» **Problem to work on**:
How many lines in the entries below contain "Puderzucker"? Answer with the number only.

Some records
┌────────

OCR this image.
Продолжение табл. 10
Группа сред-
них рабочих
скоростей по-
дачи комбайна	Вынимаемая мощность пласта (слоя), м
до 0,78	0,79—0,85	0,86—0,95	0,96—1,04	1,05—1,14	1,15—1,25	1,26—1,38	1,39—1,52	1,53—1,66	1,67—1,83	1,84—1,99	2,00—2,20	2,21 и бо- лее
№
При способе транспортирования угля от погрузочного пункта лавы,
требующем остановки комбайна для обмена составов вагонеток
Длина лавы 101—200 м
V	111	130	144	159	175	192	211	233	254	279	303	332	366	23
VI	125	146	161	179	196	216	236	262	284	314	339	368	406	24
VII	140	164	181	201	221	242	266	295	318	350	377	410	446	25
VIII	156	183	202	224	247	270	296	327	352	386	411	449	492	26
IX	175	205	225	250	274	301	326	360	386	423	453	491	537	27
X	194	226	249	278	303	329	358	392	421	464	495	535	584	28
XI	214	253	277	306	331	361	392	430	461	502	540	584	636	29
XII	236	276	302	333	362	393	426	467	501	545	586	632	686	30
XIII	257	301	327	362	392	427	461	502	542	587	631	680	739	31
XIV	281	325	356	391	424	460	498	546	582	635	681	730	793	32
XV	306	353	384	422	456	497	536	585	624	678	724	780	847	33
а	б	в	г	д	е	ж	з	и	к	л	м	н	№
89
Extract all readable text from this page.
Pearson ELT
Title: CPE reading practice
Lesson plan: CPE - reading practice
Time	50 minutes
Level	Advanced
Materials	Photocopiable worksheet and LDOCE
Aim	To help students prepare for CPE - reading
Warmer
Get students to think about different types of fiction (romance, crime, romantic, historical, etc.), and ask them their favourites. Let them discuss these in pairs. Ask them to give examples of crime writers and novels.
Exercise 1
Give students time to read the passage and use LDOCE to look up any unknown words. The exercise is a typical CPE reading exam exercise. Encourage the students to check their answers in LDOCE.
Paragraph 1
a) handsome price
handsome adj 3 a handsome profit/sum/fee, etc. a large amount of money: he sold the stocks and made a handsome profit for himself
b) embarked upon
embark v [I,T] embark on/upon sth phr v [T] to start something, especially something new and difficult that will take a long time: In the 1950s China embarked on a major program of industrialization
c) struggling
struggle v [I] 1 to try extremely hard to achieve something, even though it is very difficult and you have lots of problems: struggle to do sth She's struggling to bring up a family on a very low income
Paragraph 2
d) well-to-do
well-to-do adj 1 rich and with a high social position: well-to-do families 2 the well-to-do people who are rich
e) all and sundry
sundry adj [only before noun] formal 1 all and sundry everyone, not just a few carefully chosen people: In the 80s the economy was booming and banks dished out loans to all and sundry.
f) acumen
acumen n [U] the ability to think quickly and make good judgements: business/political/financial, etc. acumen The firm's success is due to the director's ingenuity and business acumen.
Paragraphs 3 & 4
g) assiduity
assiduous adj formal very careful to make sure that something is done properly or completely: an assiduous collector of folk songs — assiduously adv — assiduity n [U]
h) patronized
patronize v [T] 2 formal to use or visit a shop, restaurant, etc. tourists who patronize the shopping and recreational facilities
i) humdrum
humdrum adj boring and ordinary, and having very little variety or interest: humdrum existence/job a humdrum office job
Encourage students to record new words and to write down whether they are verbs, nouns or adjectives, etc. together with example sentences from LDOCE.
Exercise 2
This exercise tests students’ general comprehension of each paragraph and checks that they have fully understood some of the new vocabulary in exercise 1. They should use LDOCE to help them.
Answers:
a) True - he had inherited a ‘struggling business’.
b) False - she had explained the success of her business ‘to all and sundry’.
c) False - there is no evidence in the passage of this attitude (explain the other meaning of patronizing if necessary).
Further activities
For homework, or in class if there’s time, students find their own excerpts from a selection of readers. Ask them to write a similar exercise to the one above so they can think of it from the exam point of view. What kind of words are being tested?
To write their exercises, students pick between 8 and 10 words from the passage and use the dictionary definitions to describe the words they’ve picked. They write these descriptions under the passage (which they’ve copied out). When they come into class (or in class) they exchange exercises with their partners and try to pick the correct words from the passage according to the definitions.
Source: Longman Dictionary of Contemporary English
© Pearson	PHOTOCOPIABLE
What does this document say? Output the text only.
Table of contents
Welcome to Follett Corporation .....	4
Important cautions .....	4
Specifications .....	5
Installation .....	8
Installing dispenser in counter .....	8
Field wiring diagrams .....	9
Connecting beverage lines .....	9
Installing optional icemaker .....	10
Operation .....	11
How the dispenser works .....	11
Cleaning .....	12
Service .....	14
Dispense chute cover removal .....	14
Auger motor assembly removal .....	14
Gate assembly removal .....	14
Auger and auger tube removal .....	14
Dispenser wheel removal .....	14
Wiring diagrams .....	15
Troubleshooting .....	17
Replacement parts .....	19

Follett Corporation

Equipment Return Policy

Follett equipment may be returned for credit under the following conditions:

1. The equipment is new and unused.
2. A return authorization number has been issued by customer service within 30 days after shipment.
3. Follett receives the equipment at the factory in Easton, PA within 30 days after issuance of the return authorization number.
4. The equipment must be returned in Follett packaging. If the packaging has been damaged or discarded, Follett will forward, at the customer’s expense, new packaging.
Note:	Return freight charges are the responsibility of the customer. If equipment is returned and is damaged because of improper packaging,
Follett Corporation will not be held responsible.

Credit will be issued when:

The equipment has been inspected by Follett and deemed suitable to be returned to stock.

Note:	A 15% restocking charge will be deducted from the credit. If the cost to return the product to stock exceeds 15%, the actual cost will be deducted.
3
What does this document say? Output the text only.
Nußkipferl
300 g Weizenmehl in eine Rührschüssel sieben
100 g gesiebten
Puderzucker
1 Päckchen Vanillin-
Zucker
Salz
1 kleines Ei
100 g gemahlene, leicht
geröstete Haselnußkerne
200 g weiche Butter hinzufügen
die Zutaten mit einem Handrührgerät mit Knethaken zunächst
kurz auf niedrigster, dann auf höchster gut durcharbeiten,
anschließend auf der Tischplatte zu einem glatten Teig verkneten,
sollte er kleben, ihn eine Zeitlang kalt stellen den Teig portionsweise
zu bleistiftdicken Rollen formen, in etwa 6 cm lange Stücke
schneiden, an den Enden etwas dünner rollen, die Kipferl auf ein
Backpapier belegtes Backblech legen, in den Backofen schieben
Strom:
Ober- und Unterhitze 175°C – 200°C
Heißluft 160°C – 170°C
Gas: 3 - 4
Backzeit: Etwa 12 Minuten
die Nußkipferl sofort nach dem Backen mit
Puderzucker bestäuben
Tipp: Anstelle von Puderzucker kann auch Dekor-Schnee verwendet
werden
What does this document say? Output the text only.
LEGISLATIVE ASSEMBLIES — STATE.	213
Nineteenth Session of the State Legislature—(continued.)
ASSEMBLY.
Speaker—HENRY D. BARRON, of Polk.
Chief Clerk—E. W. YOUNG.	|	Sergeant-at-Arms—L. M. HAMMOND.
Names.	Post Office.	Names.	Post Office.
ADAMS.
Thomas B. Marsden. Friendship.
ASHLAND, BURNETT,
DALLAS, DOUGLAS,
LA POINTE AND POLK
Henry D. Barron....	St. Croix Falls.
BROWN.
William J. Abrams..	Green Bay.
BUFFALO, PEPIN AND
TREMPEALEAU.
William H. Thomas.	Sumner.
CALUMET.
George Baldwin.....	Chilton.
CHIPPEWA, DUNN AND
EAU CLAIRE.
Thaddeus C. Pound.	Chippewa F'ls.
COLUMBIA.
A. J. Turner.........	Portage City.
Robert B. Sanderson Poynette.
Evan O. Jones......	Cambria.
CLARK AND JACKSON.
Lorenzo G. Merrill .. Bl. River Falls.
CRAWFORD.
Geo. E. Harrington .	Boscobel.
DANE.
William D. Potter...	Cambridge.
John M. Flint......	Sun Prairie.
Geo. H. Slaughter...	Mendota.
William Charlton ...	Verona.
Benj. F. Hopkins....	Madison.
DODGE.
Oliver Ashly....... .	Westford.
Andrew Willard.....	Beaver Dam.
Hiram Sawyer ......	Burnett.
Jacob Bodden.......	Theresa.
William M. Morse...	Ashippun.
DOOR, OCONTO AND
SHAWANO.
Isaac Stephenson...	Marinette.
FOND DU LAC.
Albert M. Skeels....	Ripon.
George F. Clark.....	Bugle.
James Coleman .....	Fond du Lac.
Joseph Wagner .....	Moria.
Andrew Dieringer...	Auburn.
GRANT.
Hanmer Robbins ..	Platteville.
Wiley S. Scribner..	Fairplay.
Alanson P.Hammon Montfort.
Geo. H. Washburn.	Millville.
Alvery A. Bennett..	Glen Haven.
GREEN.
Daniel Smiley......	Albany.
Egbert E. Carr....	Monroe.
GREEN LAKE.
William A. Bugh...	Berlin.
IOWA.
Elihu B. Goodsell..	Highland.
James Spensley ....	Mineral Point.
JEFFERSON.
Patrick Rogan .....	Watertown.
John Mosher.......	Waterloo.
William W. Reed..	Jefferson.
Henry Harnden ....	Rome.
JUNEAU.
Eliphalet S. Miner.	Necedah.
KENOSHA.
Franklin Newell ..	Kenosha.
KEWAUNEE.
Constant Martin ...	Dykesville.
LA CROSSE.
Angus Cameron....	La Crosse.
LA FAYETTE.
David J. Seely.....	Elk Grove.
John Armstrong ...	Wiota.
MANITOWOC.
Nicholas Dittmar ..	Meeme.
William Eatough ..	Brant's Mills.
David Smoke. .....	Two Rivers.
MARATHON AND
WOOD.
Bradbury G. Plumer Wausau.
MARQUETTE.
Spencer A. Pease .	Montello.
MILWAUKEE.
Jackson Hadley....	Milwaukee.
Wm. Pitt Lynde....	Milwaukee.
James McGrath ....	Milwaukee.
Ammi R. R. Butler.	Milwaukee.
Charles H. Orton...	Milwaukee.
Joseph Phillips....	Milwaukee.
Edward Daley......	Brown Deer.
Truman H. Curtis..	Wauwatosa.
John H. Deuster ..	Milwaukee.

└────────

» **Full response**:
3